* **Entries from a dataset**
====
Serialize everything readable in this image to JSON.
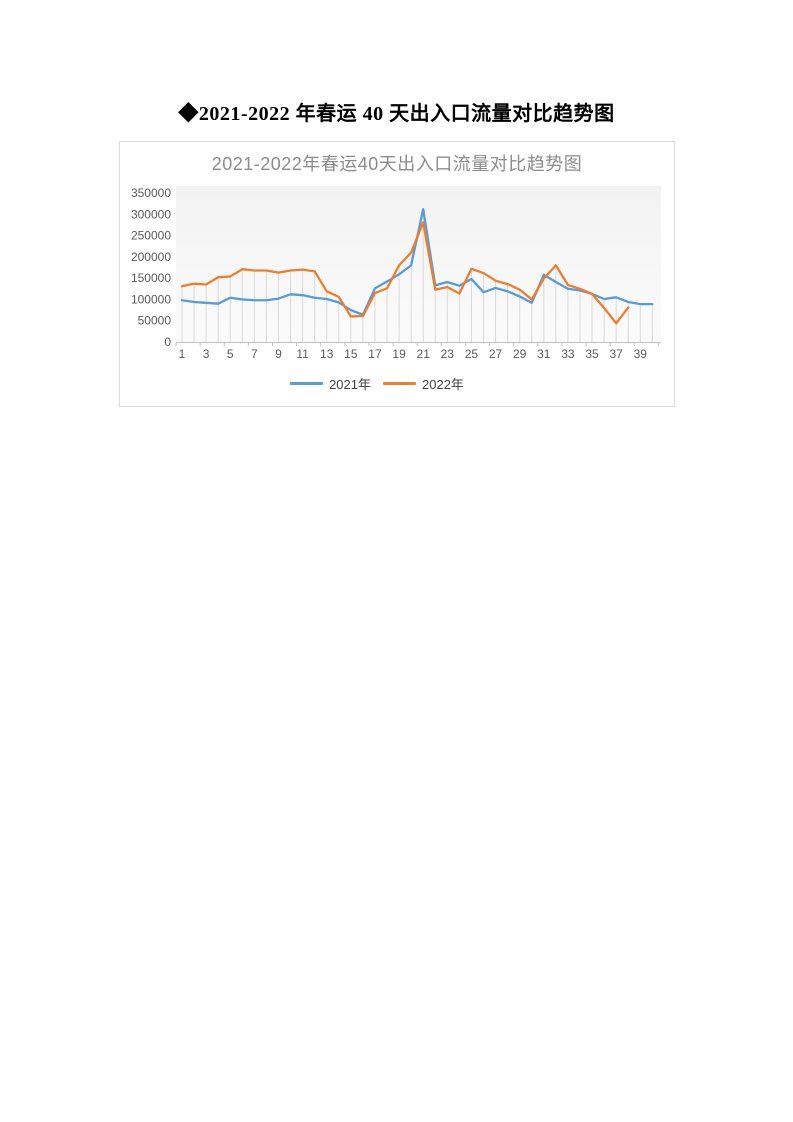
{
  "page": {
    "doc_title": "◆2021-2022 年春运 40 天出入口流量对比趋势图"
  },
  "colors": {
    "series_2021": "#5B9BD5",
    "series_2022": "#ED7D31",
    "chart_title": "#8c8c8c",
    "axis_label": "#595959",
    "drop_line": "#d9d9d9",
    "axis_line": "#bfbfbf",
    "chart_border": "#d9d9d9"
  },
  "chart_data": {
    "type": "line",
    "title": "2021-2022年春运40天出入口流量对比趋势图",
    "xlabel": "",
    "ylabel": "",
    "ylim": [
      0,
      350000
    ],
    "y_ticks": [
      0,
      50000,
      100000,
      150000,
      200000,
      250000,
      300000,
      350000
    ],
    "x_tick_labels": [
      1,
      3,
      5,
      7,
      9,
      11,
      13,
      15,
      17,
      19,
      21,
      23,
      25,
      27,
      29,
      31,
      33,
      35,
      37,
      39
    ],
    "x_categories": [
      1,
      2,
      3,
      4,
      5,
      6,
      7,
      8,
      9,
      10,
      11,
      12,
      13,
      14,
      15,
      16,
      17,
      18,
      19,
      20,
      21,
      22,
      23,
      24,
      25,
      26,
      27,
      28,
      29,
      30,
      31,
      32,
      33,
      34,
      35,
      36,
      37,
      38,
      39,
      40
    ],
    "grid": "vertical-drop-lines",
    "legend_position": "bottom",
    "series": [
      {
        "name": "2021年",
        "color": "#5B9BD5",
        "values": [
          98000,
          94000,
          92000,
          90000,
          104000,
          100000,
          98000,
          98000,
          102000,
          112000,
          110000,
          104000,
          101000,
          93000,
          75000,
          64000,
          126000,
          142000,
          159000,
          180000,
          312000,
          133000,
          141000,
          132000,
          148000,
          117000,
          127000,
          119000,
          107000,
          92000,
          158000,
          141000,
          125000,
          121000,
          113000,
          101000,
          105000,
          94000,
          89000,
          89000
        ]
      },
      {
        "name": "2022年",
        "color": "#ED7D31",
        "values": [
          131000,
          137000,
          135000,
          152000,
          154000,
          171000,
          168000,
          168000,
          163000,
          168000,
          170000,
          166000,
          119000,
          106000,
          60000,
          61000,
          115000,
          126000,
          180000,
          210000,
          281000,
          123000,
          129000,
          114000,
          172000,
          162000,
          144000,
          136000,
          123000,
          100000,
          149000,
          180000,
          134000,
          125000,
          113000,
          80000,
          44000,
          81000
        ]
      }
    ]
  }
}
====
* **INSTRUCTIONS TO FOLLOW**
Quote every record above exactly, omitting any pictures they contain.

* **OUTPUT**
Serialize everything readable in this image to JSON.
{
  "page": {
    "doc_title": "◆2021-2022 年春运 40 天出入口流量对比趋势图"
  },
  "colors": {
    "series_2021": "#5B9BD5",
    "series_2022": "#ED7D31",
    "chart_title": "#8c8c8c",
    "axis_label": "#595959",
    "drop_line": "#d9d9d9",
    "axis_line": "#bfbfbf",
    "chart_border": "#d9d9d9"
  },
  "chart_data": {
    "type": "line",
    "title": "2021-2022年春运40天出入口流量对比趋势图",
    "xlabel": "",
    "ylabel": "",
    "ylim": [
      0,
      350000
    ],
    "y_ticks": [
      0,
      50000,
      100000,
      150000,
      200000,
      250000,
      300000,
      350000
    ],
    "x_tick_labels": [
      1,
      3,
      5,
      7,
      9,
      11,
      13,
      15,
      17,
      19,
      21,
      23,
      25,
      27,
      29,
      31,
      33,
      35,
      37,
      39
    ],
    "x_categories": [
      1,
      2,
      3,
      4,
      5,
      6,
      7,
      8,
      9,
      10,
      11,
      12,
      13,
      14,
      15,
      16,
      17,
      18,
      19,
      20,
      21,
      22,
      23,
      24,
      25,
      26,
      27,
      28,
      29,
      30,
      31,
      32,
      33,
      34,
      35,
      36,
      37,
      38,
      39,
      40
    ],
    "grid": "vertical-drop-lines",
    "legend_position": "bottom",
    "series": [
      {
        "name": "2021年",
        "color": "#5B9BD5",
        "values": [
          98000,
          94000,
          92000,
          90000,
          104000,
          100000,
          98000,
          98000,
          102000,
          112000,
          110000,
          104000,
          101000,
          93000,
          75000,
          64000,
          126000,
          142000,
          159000,
          180000,
          312000,
          133000,
          141000,
          132000,
          148000,
          117000,
          127000,
          119000,
          107000,
          92000,
          158000,
          141000,
          125000,
          121000,
          113000,
          101000,
          105000,
          94000,
          89000,
          89000
        ]
      },
      {
        "name": "2022年",
        "color": "#ED7D31",
        "values": [
          131000,
          137000,
          135000,
          152000,
          154000,
          171000,
          168000,
          168000,
          163000,
          168000,
          170000,
          166000,
          119000,
          106000,
          60000,
          61000,
          115000,
          126000,
          180000,
          210000,
          281000,
          123000,
          129000,
          114000,
          172000,
          162000,
          144000,
          136000,
          123000,
          100000,
          149000,
          180000,
          134000,
          125000,
          113000,
          80000,
          44000,
          81000
        ]
      }
    ]
  }
}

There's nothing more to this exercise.